* ASSIGNED TASK 1 *
Using the passage on the A3C algorithm, answer these:
(a) Which division at Google developed the algorithm?
(b) In what year was the research paper that first mentioned A3C published, and what was it called?
(c) What controls all the learning agents together?
* ASSIGNED TASK 2 *
Summarize the passage on the A3C algorithm in two sentences.
* ASSIGNED TASK 3 *
Carry on the passage on the A3C algorithm from the point where it stops.

* PASSAGE PROVIDED *

******************************

Asynchronous advantage actor-critic (A3C) Algorithm
The Asynchronous advantage actor-critic (A3C) Algorithm is one of the latest algorithms developed by the Artificial Intelligence division, Deep Mind at Google. It is used for the Deep Reinforcement Learning field. The first mention of A3C was found in a research paper published in 2016 named Asynchronous Methods for deep learning. Before moving towards the insights of this algorithm, let us first try to decode and understand what its name means.
The basic 3 tags from the name of this algorithm
Asynchronous: The A3C algorithm, in contrast with any other deep machine learning algorithm, works with multiple learning agents, with each agent having a unique environment for it. The agents work with different cases within their respective environments, gaining knowledge with each interaction. As the number of interactions increases, the agents become more knowledgeable. Since the agents all together are controlled by a global network, they contribute to global knowledge. The complete process is asynchronous, hence the name. The entire global network representation is similar to the human life structure as the knowledge of each individual helps the whole community (global network) to grow.

******************************

Items from a data collection
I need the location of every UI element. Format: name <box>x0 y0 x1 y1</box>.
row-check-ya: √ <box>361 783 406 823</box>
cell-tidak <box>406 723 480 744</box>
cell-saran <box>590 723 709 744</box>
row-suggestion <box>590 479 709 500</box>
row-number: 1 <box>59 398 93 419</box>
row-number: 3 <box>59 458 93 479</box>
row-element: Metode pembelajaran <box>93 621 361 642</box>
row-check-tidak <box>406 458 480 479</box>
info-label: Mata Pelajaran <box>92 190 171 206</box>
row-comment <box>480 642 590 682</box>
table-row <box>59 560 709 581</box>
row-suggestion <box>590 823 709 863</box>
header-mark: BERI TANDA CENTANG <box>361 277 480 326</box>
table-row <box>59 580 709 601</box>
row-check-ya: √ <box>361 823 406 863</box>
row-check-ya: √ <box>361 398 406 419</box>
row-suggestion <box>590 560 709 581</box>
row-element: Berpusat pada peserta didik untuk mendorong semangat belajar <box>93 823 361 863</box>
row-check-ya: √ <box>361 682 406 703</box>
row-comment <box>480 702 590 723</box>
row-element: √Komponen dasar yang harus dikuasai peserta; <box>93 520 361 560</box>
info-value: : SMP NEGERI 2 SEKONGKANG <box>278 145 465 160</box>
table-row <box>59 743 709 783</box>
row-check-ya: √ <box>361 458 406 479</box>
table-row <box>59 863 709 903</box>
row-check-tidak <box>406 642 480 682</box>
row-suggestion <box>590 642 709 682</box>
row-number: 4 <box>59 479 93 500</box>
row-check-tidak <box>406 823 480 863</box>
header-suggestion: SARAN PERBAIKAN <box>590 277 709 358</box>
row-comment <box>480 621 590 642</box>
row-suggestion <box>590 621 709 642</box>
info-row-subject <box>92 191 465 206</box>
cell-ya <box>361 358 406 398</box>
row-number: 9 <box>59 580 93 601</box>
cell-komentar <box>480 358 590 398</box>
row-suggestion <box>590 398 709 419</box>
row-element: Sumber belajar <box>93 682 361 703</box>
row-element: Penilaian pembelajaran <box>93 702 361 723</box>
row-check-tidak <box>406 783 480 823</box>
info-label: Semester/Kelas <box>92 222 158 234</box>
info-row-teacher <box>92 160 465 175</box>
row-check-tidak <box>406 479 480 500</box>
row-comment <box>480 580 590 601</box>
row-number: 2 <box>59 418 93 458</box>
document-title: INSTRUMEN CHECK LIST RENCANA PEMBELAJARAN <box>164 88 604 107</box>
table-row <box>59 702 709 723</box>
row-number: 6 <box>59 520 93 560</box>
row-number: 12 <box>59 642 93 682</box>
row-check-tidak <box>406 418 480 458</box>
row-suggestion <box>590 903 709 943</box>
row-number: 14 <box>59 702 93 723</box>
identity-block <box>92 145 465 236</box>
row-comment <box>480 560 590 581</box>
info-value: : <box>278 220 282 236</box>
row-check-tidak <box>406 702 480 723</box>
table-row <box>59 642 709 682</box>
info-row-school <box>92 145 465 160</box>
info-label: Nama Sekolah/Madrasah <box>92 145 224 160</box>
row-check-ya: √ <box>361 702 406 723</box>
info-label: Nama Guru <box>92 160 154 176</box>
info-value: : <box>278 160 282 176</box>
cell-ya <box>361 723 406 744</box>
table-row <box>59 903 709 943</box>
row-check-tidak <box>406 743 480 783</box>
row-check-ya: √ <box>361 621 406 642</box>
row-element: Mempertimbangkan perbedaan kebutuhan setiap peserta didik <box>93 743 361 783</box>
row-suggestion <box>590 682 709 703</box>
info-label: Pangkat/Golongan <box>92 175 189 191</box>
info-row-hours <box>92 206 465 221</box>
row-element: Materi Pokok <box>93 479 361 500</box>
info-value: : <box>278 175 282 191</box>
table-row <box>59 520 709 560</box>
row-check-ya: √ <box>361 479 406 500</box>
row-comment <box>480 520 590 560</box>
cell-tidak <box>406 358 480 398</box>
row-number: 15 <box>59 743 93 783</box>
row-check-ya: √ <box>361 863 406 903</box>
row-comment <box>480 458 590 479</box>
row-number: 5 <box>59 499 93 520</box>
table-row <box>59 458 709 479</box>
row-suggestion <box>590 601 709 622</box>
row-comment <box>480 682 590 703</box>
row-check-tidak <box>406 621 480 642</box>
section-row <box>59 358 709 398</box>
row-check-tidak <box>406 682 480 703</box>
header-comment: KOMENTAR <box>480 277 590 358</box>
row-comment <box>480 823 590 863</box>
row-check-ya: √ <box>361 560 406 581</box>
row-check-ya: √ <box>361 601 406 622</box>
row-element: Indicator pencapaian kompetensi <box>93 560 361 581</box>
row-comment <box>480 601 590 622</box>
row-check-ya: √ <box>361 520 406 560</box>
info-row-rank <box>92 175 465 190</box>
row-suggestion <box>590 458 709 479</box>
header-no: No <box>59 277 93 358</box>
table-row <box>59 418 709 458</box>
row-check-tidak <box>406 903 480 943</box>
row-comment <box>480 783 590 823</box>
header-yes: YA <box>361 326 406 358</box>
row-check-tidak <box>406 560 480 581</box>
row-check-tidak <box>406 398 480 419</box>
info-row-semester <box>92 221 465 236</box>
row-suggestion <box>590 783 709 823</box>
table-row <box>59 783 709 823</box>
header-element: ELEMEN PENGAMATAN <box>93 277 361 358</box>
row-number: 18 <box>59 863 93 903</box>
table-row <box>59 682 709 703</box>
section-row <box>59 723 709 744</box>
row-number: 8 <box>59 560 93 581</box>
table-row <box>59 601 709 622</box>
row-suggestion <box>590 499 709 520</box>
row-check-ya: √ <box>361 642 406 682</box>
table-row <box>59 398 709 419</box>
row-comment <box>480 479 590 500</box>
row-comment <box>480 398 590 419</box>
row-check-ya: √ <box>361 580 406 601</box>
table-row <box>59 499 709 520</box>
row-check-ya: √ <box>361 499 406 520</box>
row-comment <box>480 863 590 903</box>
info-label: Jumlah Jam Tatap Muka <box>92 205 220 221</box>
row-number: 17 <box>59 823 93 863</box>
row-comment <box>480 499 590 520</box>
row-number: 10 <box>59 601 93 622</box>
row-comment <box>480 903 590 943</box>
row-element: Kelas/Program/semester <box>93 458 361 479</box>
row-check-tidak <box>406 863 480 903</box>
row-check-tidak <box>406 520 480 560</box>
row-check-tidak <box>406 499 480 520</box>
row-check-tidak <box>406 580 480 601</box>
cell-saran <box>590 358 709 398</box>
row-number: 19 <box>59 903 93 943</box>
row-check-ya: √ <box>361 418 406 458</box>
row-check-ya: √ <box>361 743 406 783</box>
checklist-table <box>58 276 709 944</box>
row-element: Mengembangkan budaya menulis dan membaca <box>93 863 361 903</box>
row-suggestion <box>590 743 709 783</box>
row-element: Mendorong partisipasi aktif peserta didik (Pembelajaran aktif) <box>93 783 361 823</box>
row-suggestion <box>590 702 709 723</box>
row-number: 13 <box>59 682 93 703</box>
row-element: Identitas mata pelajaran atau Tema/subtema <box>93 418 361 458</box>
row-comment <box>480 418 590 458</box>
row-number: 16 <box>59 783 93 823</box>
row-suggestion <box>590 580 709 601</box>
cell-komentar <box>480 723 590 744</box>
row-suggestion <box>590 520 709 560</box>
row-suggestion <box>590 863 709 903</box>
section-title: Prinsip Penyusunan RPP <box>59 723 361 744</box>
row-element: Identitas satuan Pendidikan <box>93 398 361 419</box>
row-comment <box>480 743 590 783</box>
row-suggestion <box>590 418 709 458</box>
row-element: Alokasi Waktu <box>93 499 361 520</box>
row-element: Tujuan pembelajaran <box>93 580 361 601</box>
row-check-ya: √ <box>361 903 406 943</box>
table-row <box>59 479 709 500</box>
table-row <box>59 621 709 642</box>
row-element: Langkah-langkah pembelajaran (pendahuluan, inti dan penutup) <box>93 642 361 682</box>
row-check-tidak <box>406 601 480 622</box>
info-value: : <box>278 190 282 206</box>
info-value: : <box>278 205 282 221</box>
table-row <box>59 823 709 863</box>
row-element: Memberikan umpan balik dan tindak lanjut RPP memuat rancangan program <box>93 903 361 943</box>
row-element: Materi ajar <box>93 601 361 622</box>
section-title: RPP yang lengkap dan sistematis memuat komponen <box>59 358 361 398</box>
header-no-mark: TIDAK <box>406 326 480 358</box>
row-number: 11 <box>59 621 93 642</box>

******************************

* WRITTEN REPLY 1 *
(a) The Artificial Intelligence division, Deep Mind.
(b) 2016; it was called Asynchronous Methods for deep learning.
(c) A global network.

* WRITTEN REPLY 2 *
The Asynchronous advantage actor-critic (A3C) algorithm was developed by Deep Mind at Google for Deep Reinforcement Learning and first appeared in a 2016 research paper. It is called asynchronous because multiple learning agents, each with its own environment, gain knowledge independently and contribute it to a global network that controls them all.

* WRITTEN REPLY 3 *
Actor-Critic: In contrast with the simple techniques used before the A3C algorithm, this algorithm uses the best part of paths in both the Iteration and Policy gradient methods. In simpler terms, the Asynchronous Advantage Actor-Critic algorithm is used for the prediction of the value function V(s) and also the optimal function for policy. Here, each learning agent stores the result from implementing the Value function (Critic) for updating the value of our policy-gradient function (Actor).
Note that this means that the learning agent calculates the conditional probability that refers to the parameterized possibility of it choosing the action 'a' when it is in the state.
Advantage: Usually, while implementing the policy gradient function in the A3C algorithm, some of the actions performed by the learning agents are rewarding, whereas some are penalized. In order to let the agent determine the result of every step, the discounted returns (gamma R). However, by using the advantage, the agent also learns how better the rewards are compared to what it was expecting. These insights let the agent identify that the function is better and hence due to this factor, the tag Advantage is given to the algorithm's name.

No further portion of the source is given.